Brief: In the records below, some lines contain the word "temps". Copy each of them.

Data for the task:

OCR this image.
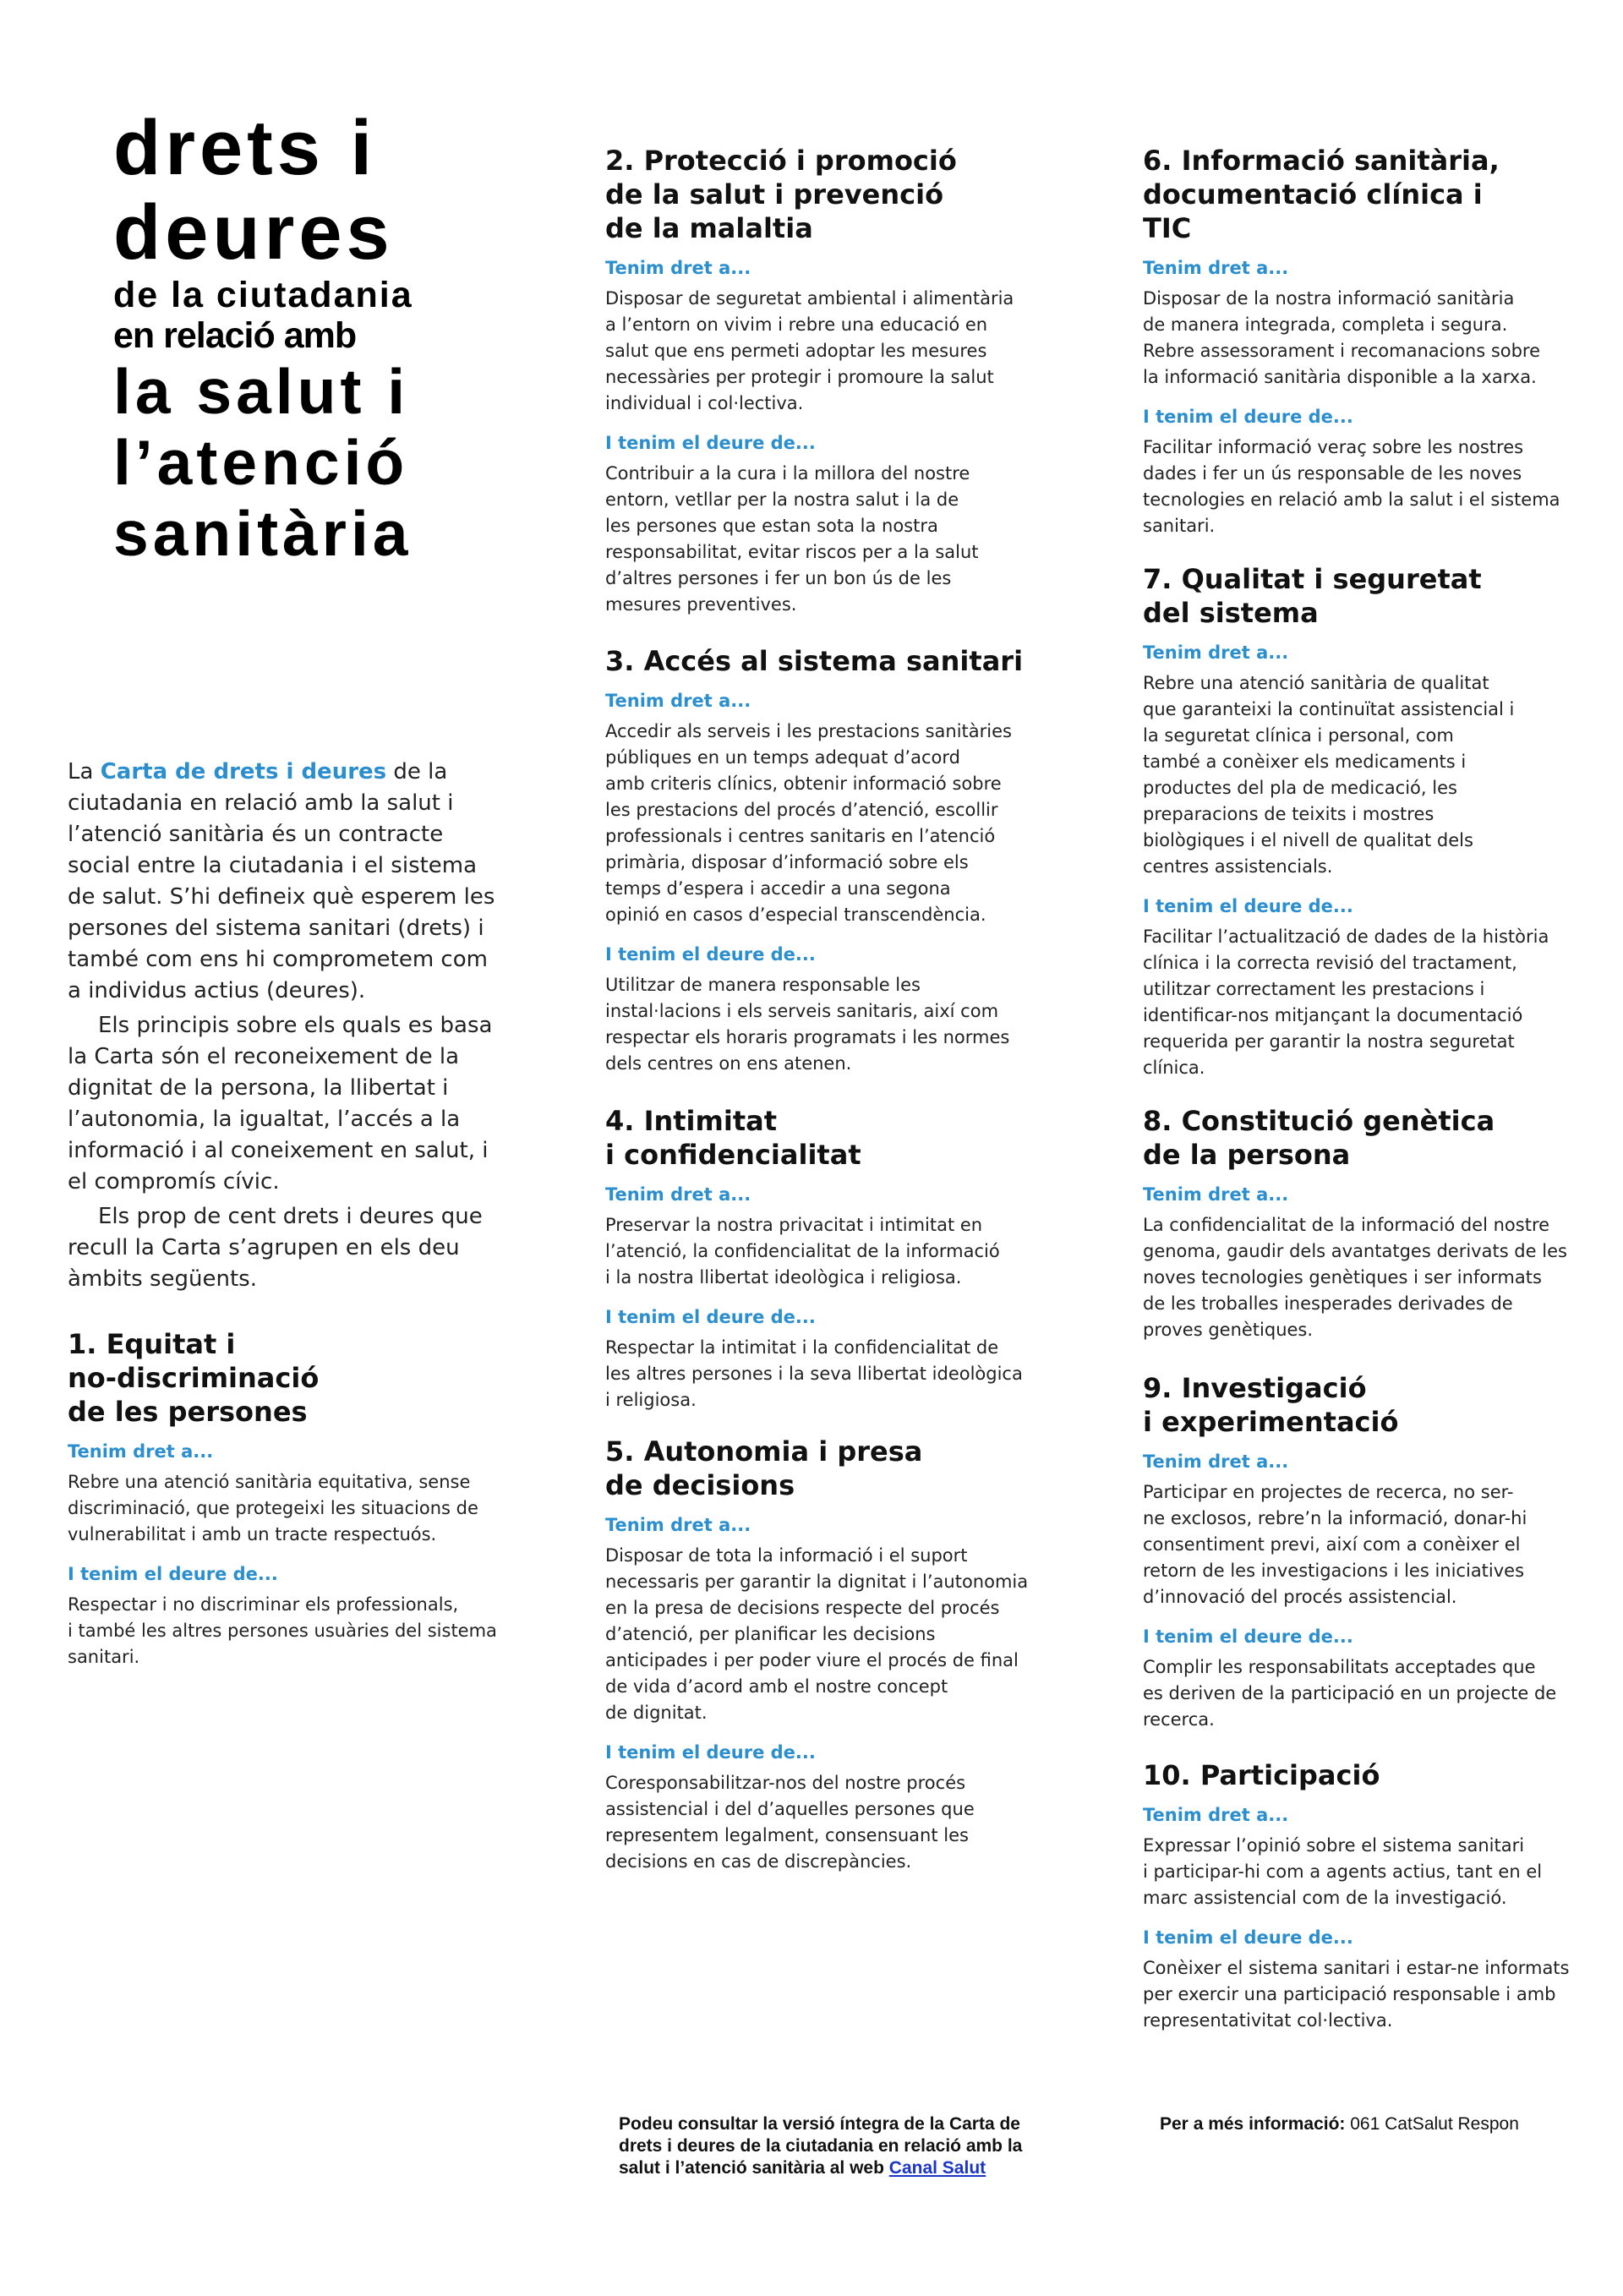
drets i
deures
de la ciutadania
en relació amb
la salut i
l’atenció
sanitària

La Carta de drets i deures de la ciutadania en relació amb la salut i l’atenció sanitària és un contracte social entre la ciutadania i el sistema de salut. S’hi defineix què esperem les persones del sistema sanitari (drets) i també com ens hi comprometem com a individus actius (deures).

Els principis sobre els quals es basa la Carta són el reconeixement de la dignitat de la persona, la llibertat i l’autonomia, la igualtat, l’accés a la informació i al coneixement en salut, i el compromís cívic.

Els prop de cent drets i deures que recull la Carta s’agrupen en els deu àmbits següents.

1. Equitat i
no-discriminació
de les persones
Tenim dret a...

Rebre una atenció sanitària equitativa, sense
discriminació, que protegeixi les situacions de
vulnerabilitat i amb un tracte respectuós.

I tenim el deure de...

Respectar i no discriminar els professionals,
i també les altres persones usuàries del sistema
sanitari.

2. Protecció i promoció
de la salut i prevenció
de la malaltia
Tenim dret a...

Disposar de seguretat ambiental i alimentària
a l’entorn on vivim i rebre una educació en
salut que ens permeti adoptar les mesures
necessàries per protegir i promoure la salut
individual i col·lectiva.

I tenim el deure de...

Contribuir a la cura i la millora del nostre
entorn, vetllar per la nostra salut i la de
les persones que estan sota la nostra
responsabilitat, evitar riscos per a la salut
d’altres persones i fer un bon ús de les
mesures preventives.

3. Accés al sistema sanitari
Tenim dret a...

Accedir als serveis i les prestacions sanitàries
públiques en un temps adequat d’acord
amb criteris clínics, obtenir informació sobre
les prestacions del procés d’atenció, escollir
professionals i centres sanitaris en l’atenció
primària, disposar d’informació sobre els
temps d’espera i accedir a una segona
opinió en casos d’especial transcendència.

I tenim el deure de...

Utilitzar de manera responsable les
instal·lacions i els serveis sanitaris, així com
respectar els horaris programats i les normes
dels centres on ens atenen.

4. Intimitat
i confidencialitat
Tenim dret a...

Preservar la nostra privacitat i intimitat en
l’atenció, la confidencialitat de la informació
i la nostra llibertat ideològica i religiosa.

I tenim el deure de...

Respectar la intimitat i la confidencialitat de
les altres persones i la seva llibertat ideològica
i religiosa.

5. Autonomia i presa
de decisions
Tenim dret a...

Disposar de tota la informació i el suport
necessaris per garantir la dignitat i l’autonomia
en la presa de decisions respecte del procés
d’atenció, per planificar les decisions
anticipades i per poder viure el procés de final
de vida d’acord amb el nostre concept
de dignitat.

I tenim el deure de...

Coresponsabilitzar-nos del nostre procés
assistencial i del d’aquelles persones que
representem legalment, consensuant les
decisions en cas de discrepàncies.

6. Informació sanitària,
documentació clínica i
TIC
Tenim dret a...

Disposar de la nostra informació sanitària
de manera integrada, completa i segura.
Rebre assessorament i recomanacions sobre
la informació sanitària disponible a la xarxa.

I tenim el deure de...

Facilitar informació veraç sobre les nostres
dades i fer un ús responsable de les noves
tecnologies en relació amb la salut i el sistema
sanitari.

7. Qualitat i seguretat
del sistema
Tenim dret a...

Rebre una atenció sanitària de qualitat
que garanteixi la continuïtat assistencial i
la seguretat clínica i personal, com
també a conèixer els medicaments i
productes del pla de medicació, les
preparacions de teixits i mostres
biològiques i el nivell de qualitat dels
centres assistencials.

I tenim el deure de...

Facilitar l’actualització de dades de la història
clínica i la correcta revisió del tractament,
utilitzar correctament les prestacions i
identificar-nos mitjançant la documentació
requerida per garantir la nostra seguretat
clínica.

8. Constitució genètica
de la persona
Tenim dret a...

La confidencialitat de la informació del nostre
genoma, gaudir dels avantatges derivats de les
noves tecnologies genètiques i ser informats
de les troballes inesperades derivades de
proves genètiques.

9. Investigació
i experimentació
Tenim dret a...

Participar en projectes de recerca, no ser-
ne exclosos, rebre’n la informació, donar-hi
consentiment previ, així com a conèixer el
retorn de les investigacions i les iniciatives
d’innovació del procés assistencial.

I tenim el deure de...

Complir les responsabilitats acceptades que
es deriven de la participació en un projecte de
recerca.

10. Participació
Tenim dret a...

Expressar l’opinió sobre el sistema sanitari
i participar-hi com a agents actius, tant en el
marc assistencial com de la investigació.

I tenim el deure de...

Conèixer el sistema sanitari i estar-ne informats
per exercir una participació responsable i amb
representativitat col·lectiva.

Podeu consultar la versió íntegra de la Carta de drets i deures de la ciutadania en relació amb la salut i l’atenció sanitària al web Canal Salut
Per a més informació: 061 CatSalut Respon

Answer to this task:
públiques en un temps adequat d’acord
temps d’espera i accedir a una segona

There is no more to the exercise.